EXERCISE TASK
Restate the listing below word for word, omitting any images.

-- -- --

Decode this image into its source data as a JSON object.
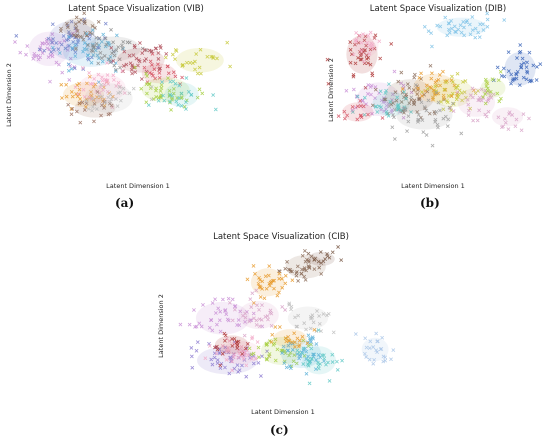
{
  "chart_data": [
    {
      "type": "scatter",
      "title": "Latent Space Visualization (VIB)",
      "xlabel": "Latent Dimension 1",
      "ylabel": "Latent Dimension 2",
      "caption": "(a)",
      "marker": "x",
      "grid": false,
      "legend": "none",
      "xlim": [
        0,
        100
      ],
      "ylim": [
        0,
        100
      ],
      "clusters": [
        {
          "cx": 12,
          "cy": 80,
          "sx": 6,
          "sy": 7,
          "n": 45,
          "color": "#c98fd6"
        },
        {
          "cx": 22,
          "cy": 85,
          "sx": 7,
          "sy": 8,
          "n": 50,
          "color": "#6f7fc9"
        },
        {
          "cx": 25,
          "cy": 93,
          "sx": 5,
          "sy": 4,
          "n": 25,
          "color": "#8c6d5a"
        },
        {
          "cx": 30,
          "cy": 78,
          "sx": 8,
          "sy": 6,
          "n": 40,
          "color": "#5ab0d8"
        },
        {
          "cx": 40,
          "cy": 80,
          "sx": 8,
          "sy": 5,
          "n": 40,
          "color": "#8c8c8c"
        },
        {
          "cx": 52,
          "cy": 73,
          "sx": 7,
          "sy": 5,
          "n": 40,
          "color": "#b04f5a"
        },
        {
          "cx": 60,
          "cy": 65,
          "sx": 5,
          "sy": 4,
          "n": 20,
          "color": "#d45060"
        },
        {
          "cx": 78,
          "cy": 73,
          "sx": 7,
          "sy": 5,
          "n": 25,
          "color": "#c7c93a"
        },
        {
          "cx": 63,
          "cy": 55,
          "sx": 7,
          "sy": 5,
          "n": 40,
          "color": "#a6cf3f"
        },
        {
          "cx": 70,
          "cy": 52,
          "sx": 5,
          "sy": 5,
          "n": 25,
          "color": "#5ec8c6"
        },
        {
          "cx": 27,
          "cy": 52,
          "sx": 6,
          "sy": 5,
          "n": 35,
          "color": "#e89a2c"
        },
        {
          "cx": 35,
          "cy": 56,
          "sx": 7,
          "sy": 6,
          "n": 35,
          "color": "#f2a9c8"
        },
        {
          "cx": 32,
          "cy": 44,
          "sx": 6,
          "sy": 4,
          "n": 20,
          "color": "#9a7060"
        },
        {
          "cx": 38,
          "cy": 50,
          "sx": 7,
          "sy": 6,
          "n": 25,
          "color": "#bdbdbd"
        }
      ]
    },
    {
      "type": "scatter",
      "title": "Latent Space Visualization (DIB)",
      "xlabel": "Latent Dimension 1",
      "ylabel": "Latent Dimension 2",
      "caption": "(b)",
      "marker": "x",
      "grid": false,
      "legend": "none",
      "xlim": [
        0,
        100
      ],
      "ylim": [
        0,
        100
      ],
      "clusters": [
        {
          "cx": 60,
          "cy": 93,
          "sx": 8,
          "sy": 4,
          "n": 40,
          "color": "#7ec2e6"
        },
        {
          "cx": 88,
          "cy": 67,
          "sx": 5,
          "sy": 7,
          "n": 40,
          "color": "#3a64b8"
        },
        {
          "cx": 12,
          "cy": 76,
          "sx": 5,
          "sy": 8,
          "n": 40,
          "color": "#b03a3a"
        },
        {
          "cx": 14,
          "cy": 82,
          "sx": 4,
          "sy": 5,
          "n": 20,
          "color": "#f2a9c8"
        },
        {
          "cx": 20,
          "cy": 48,
          "sx": 7,
          "sy": 7,
          "n": 40,
          "color": "#c98fd6"
        },
        {
          "cx": 35,
          "cy": 50,
          "sx": 8,
          "sy": 7,
          "n": 50,
          "color": "#8c6d5a"
        },
        {
          "cx": 47,
          "cy": 55,
          "sx": 7,
          "sy": 6,
          "n": 40,
          "color": "#e89a2c"
        },
        {
          "cx": 55,
          "cy": 52,
          "sx": 7,
          "sy": 6,
          "n": 35,
          "color": "#c7c93a"
        },
        {
          "cx": 26,
          "cy": 45,
          "sx": 6,
          "sy": 5,
          "n": 30,
          "color": "#5ec8c6"
        },
        {
          "cx": 67,
          "cy": 46,
          "sx": 6,
          "sy": 6,
          "n": 30,
          "color": "#d8a3c8"
        },
        {
          "cx": 75,
          "cy": 55,
          "sx": 4,
          "sy": 4,
          "n": 15,
          "color": "#a6cf3f"
        },
        {
          "cx": 42,
          "cy": 38,
          "sx": 9,
          "sy": 6,
          "n": 40,
          "color": "#9e9e9e"
        },
        {
          "cx": 10,
          "cy": 40,
          "sx": 5,
          "sy": 4,
          "n": 15,
          "color": "#d45060"
        },
        {
          "cx": 82,
          "cy": 37,
          "sx": 5,
          "sy": 4,
          "n": 15,
          "color": "#d8a3c8"
        }
      ]
    },
    {
      "type": "scatter",
      "title": "Latent Space Visualization (CIB)",
      "xlabel": "Latent Dimension 1",
      "ylabel": "Latent Dimension 2",
      "caption": "(c)",
      "marker": "x",
      "grid": false,
      "legend": "none",
      "xlim": [
        0,
        100
      ],
      "ylim": [
        0,
        100
      ],
      "clusters": [
        {
          "cx": 57,
          "cy": 88,
          "sx": 6,
          "sy": 5,
          "n": 35,
          "color": "#8c6d5a"
        },
        {
          "cx": 64,
          "cy": 93,
          "sx": 4,
          "sy": 3,
          "n": 15,
          "color": "#7a5a48"
        },
        {
          "cx": 40,
          "cy": 78,
          "sx": 5,
          "sy": 6,
          "n": 35,
          "color": "#e89a2c"
        },
        {
          "cx": 20,
          "cy": 55,
          "sx": 8,
          "sy": 7,
          "n": 40,
          "color": "#c98fd6"
        },
        {
          "cx": 36,
          "cy": 57,
          "sx": 6,
          "sy": 6,
          "n": 30,
          "color": "#d8a3c8"
        },
        {
          "cx": 58,
          "cy": 55,
          "sx": 6,
          "sy": 5,
          "n": 25,
          "color": "#bdbdbd"
        },
        {
          "cx": 22,
          "cy": 28,
          "sx": 9,
          "sy": 6,
          "n": 50,
          "color": "#8c7ad0"
        },
        {
          "cx": 28,
          "cy": 33,
          "sx": 6,
          "sy": 5,
          "n": 35,
          "color": "#f2a9c8"
        },
        {
          "cx": 24,
          "cy": 38,
          "sx": 5,
          "sy": 4,
          "n": 20,
          "color": "#b03a3a"
        },
        {
          "cx": 46,
          "cy": 34,
          "sx": 6,
          "sy": 6,
          "n": 35,
          "color": "#a6cf3f"
        },
        {
          "cx": 55,
          "cy": 32,
          "sx": 6,
          "sy": 6,
          "n": 40,
          "color": "#5ab0d8"
        },
        {
          "cx": 63,
          "cy": 28,
          "sx": 5,
          "sy": 6,
          "n": 30,
          "color": "#5ec8c6"
        },
        {
          "cx": 50,
          "cy": 42,
          "sx": 5,
          "sy": 4,
          "n": 20,
          "color": "#e89a2c"
        },
        {
          "cx": 88,
          "cy": 35,
          "sx": 4,
          "sy": 5,
          "n": 25,
          "color": "#a9c6e8"
        }
      ]
    }
  ]
}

-- -- --

TASK RESPONSE
Decode this image into its source data as a JSON object.
{
  "chart_data": [
    {
      "type": "scatter",
      "title": "Latent Space Visualization (VIB)",
      "xlabel": "Latent Dimension 1",
      "ylabel": "Latent Dimension 2",
      "caption": "(a)",
      "marker": "x",
      "grid": false,
      "legend": "none",
      "xlim": [
        0,
        100
      ],
      "ylim": [
        0,
        100
      ],
      "clusters": [
        {
          "cx": 12,
          "cy": 80,
          "sx": 6,
          "sy": 7,
          "n": 45,
          "color": "#c98fd6"
        },
        {
          "cx": 22,
          "cy": 85,
          "sx": 7,
          "sy": 8,
          "n": 50,
          "color": "#6f7fc9"
        },
        {
          "cx": 25,
          "cy": 93,
          "sx": 5,
          "sy": 4,
          "n": 25,
          "color": "#8c6d5a"
        },
        {
          "cx": 30,
          "cy": 78,
          "sx": 8,
          "sy": 6,
          "n": 40,
          "color": "#5ab0d8"
        },
        {
          "cx": 40,
          "cy": 80,
          "sx": 8,
          "sy": 5,
          "n": 40,
          "color": "#8c8c8c"
        },
        {
          "cx": 52,
          "cy": 73,
          "sx": 7,
          "sy": 5,
          "n": 40,
          "color": "#b04f5a"
        },
        {
          "cx": 60,
          "cy": 65,
          "sx": 5,
          "sy": 4,
          "n": 20,
          "color": "#d45060"
        },
        {
          "cx": 78,
          "cy": 73,
          "sx": 7,
          "sy": 5,
          "n": 25,
          "color": "#c7c93a"
        },
        {
          "cx": 63,
          "cy": 55,
          "sx": 7,
          "sy": 5,
          "n": 40,
          "color": "#a6cf3f"
        },
        {
          "cx": 70,
          "cy": 52,
          "sx": 5,
          "sy": 5,
          "n": 25,
          "color": "#5ec8c6"
        },
        {
          "cx": 27,
          "cy": 52,
          "sx": 6,
          "sy": 5,
          "n": 35,
          "color": "#e89a2c"
        },
        {
          "cx": 35,
          "cy": 56,
          "sx": 7,
          "sy": 6,
          "n": 35,
          "color": "#f2a9c8"
        },
        {
          "cx": 32,
          "cy": 44,
          "sx": 6,
          "sy": 4,
          "n": 20,
          "color": "#9a7060"
        },
        {
          "cx": 38,
          "cy": 50,
          "sx": 7,
          "sy": 6,
          "n": 25,
          "color": "#bdbdbd"
        }
      ]
    },
    {
      "type": "scatter",
      "title": "Latent Space Visualization (DIB)",
      "xlabel": "Latent Dimension 1",
      "ylabel": "Latent Dimension 2",
      "caption": "(b)",
      "marker": "x",
      "grid": false,
      "legend": "none",
      "xlim": [
        0,
        100
      ],
      "ylim": [
        0,
        100
      ],
      "clusters": [
        {
          "cx": 60,
          "cy": 93,
          "sx": 8,
          "sy": 4,
          "n": 40,
          "color": "#7ec2e6"
        },
        {
          "cx": 88,
          "cy": 67,
          "sx": 5,
          "sy": 7,
          "n": 40,
          "color": "#3a64b8"
        },
        {
          "cx": 12,
          "cy": 76,
          "sx": 5,
          "sy": 8,
          "n": 40,
          "color": "#b03a3a"
        },
        {
          "cx": 14,
          "cy": 82,
          "sx": 4,
          "sy": 5,
          "n": 20,
          "color": "#f2a9c8"
        },
        {
          "cx": 20,
          "cy": 48,
          "sx": 7,
          "sy": 7,
          "n": 40,
          "color": "#c98fd6"
        },
        {
          "cx": 35,
          "cy": 50,
          "sx": 8,
          "sy": 7,
          "n": 50,
          "color": "#8c6d5a"
        },
        {
          "cx": 47,
          "cy": 55,
          "sx": 7,
          "sy": 6,
          "n": 40,
          "color": "#e89a2c"
        },
        {
          "cx": 55,
          "cy": 52,
          "sx": 7,
          "sy": 6,
          "n": 35,
          "color": "#c7c93a"
        },
        {
          "cx": 26,
          "cy": 45,
          "sx": 6,
          "sy": 5,
          "n": 30,
          "color": "#5ec8c6"
        },
        {
          "cx": 67,
          "cy": 46,
          "sx": 6,
          "sy": 6,
          "n": 30,
          "color": "#d8a3c8"
        },
        {
          "cx": 75,
          "cy": 55,
          "sx": 4,
          "sy": 4,
          "n": 15,
          "color": "#a6cf3f"
        },
        {
          "cx": 42,
          "cy": 38,
          "sx": 9,
          "sy": 6,
          "n": 40,
          "color": "#9e9e9e"
        },
        {
          "cx": 10,
          "cy": 40,
          "sx": 5,
          "sy": 4,
          "n": 15,
          "color": "#d45060"
        },
        {
          "cx": 82,
          "cy": 37,
          "sx": 5,
          "sy": 4,
          "n": 15,
          "color": "#d8a3c8"
        }
      ]
    },
    {
      "type": "scatter",
      "title": "Latent Space Visualization (CIB)",
      "xlabel": "Latent Dimension 1",
      "ylabel": "Latent Dimension 2",
      "caption": "(c)",
      "marker": "x",
      "grid": false,
      "legend": "none",
      "xlim": [
        0,
        100
      ],
      "ylim": [
        0,
        100
      ],
      "clusters": [
        {
          "cx": 57,
          "cy": 88,
          "sx": 6,
          "sy": 5,
          "n": 35,
          "color": "#8c6d5a"
        },
        {
          "cx": 64,
          "cy": 93,
          "sx": 4,
          "sy": 3,
          "n": 15,
          "color": "#7a5a48"
        },
        {
          "cx": 40,
          "cy": 78,
          "sx": 5,
          "sy": 6,
          "n": 35,
          "color": "#e89a2c"
        },
        {
          "cx": 20,
          "cy": 55,
          "sx": 8,
          "sy": 7,
          "n": 40,
          "color": "#c98fd6"
        },
        {
          "cx": 36,
          "cy": 57,
          "sx": 6,
          "sy": 6,
          "n": 30,
          "color": "#d8a3c8"
        },
        {
          "cx": 58,
          "cy": 55,
          "sx": 6,
          "sy": 5,
          "n": 25,
          "color": "#bdbdbd"
        },
        {
          "cx": 22,
          "cy": 28,
          "sx": 9,
          "sy": 6,
          "n": 50,
          "color": "#8c7ad0"
        },
        {
          "cx": 28,
          "cy": 33,
          "sx": 6,
          "sy": 5,
          "n": 35,
          "color": "#f2a9c8"
        },
        {
          "cx": 24,
          "cy": 38,
          "sx": 5,
          "sy": 4,
          "n": 20,
          "color": "#b03a3a"
        },
        {
          "cx": 46,
          "cy": 34,
          "sx": 6,
          "sy": 6,
          "n": 35,
          "color": "#a6cf3f"
        },
        {
          "cx": 55,
          "cy": 32,
          "sx": 6,
          "sy": 6,
          "n": 40,
          "color": "#5ab0d8"
        },
        {
          "cx": 63,
          "cy": 28,
          "sx": 5,
          "sy": 6,
          "n": 30,
          "color": "#5ec8c6"
        },
        {
          "cx": 50,
          "cy": 42,
          "sx": 5,
          "sy": 4,
          "n": 20,
          "color": "#e89a2c"
        },
        {
          "cx": 88,
          "cy": 35,
          "sx": 4,
          "sy": 5,
          "n": 25,
          "color": "#a9c6e8"
        }
      ]
    }
  ]
}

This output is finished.